* _DO THIS_
Reproduce the full listing that appears beneath this instruction exactly.

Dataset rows
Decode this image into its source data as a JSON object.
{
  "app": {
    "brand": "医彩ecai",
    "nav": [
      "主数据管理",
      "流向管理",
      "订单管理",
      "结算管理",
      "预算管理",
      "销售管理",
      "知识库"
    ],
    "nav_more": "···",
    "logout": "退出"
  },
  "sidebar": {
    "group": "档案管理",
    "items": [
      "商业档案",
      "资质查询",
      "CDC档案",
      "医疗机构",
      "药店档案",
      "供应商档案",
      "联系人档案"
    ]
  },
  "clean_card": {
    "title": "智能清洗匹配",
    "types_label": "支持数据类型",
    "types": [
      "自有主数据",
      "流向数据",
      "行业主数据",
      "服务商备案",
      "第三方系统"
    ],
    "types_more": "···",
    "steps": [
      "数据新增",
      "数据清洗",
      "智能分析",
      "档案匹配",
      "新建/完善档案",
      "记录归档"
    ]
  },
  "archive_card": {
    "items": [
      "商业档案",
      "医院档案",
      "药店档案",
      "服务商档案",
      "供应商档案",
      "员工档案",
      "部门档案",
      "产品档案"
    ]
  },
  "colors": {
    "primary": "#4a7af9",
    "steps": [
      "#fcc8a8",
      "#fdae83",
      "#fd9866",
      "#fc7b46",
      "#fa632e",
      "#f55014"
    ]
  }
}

* _WRITTEN ANSWER_
Decode this image into its source data as a JSON object.
{
  "app": {
    "brand": "医彩ecai",
    "nav": [
      "主数据管理",
      "流向管理",
      "订单管理",
      "结算管理",
      "预算管理",
      "销售管理",
      "知识库"
    ],
    "nav_more": "···",
    "logout": "退出"
  },
  "sidebar": {
    "group": "档案管理",
    "items": [
      "商业档案",
      "资质查询",
      "CDC档案",
      "医疗机构",
      "药店档案",
      "供应商档案",
      "联系人档案"
    ]
  },
  "clean_card": {
    "title": "智能清洗匹配",
    "types_label": "支持数据类型",
    "types": [
      "自有主数据",
      "流向数据",
      "行业主数据",
      "服务商备案",
      "第三方系统"
    ],
    "types_more": "···",
    "steps": [
      "数据新增",
      "数据清洗",
      "智能分析",
      "档案匹配",
      "新建/完善档案",
      "记录归档"
    ]
  },
  "archive_card": {
    "items": [
      "商业档案",
      "医院档案",
      "药店档案",
      "服务商档案",
      "供应商档案",
      "员工档案",
      "部门档案",
      "产品档案"
    ]
  },
  "colors": {
    "primary": "#4a7af9",
    "steps": [
      "#fcc8a8",
      "#fdae83",
      "#fd9866",
      "#fc7b46",
      "#fa632e",
      "#f55014"
    ]
  }
}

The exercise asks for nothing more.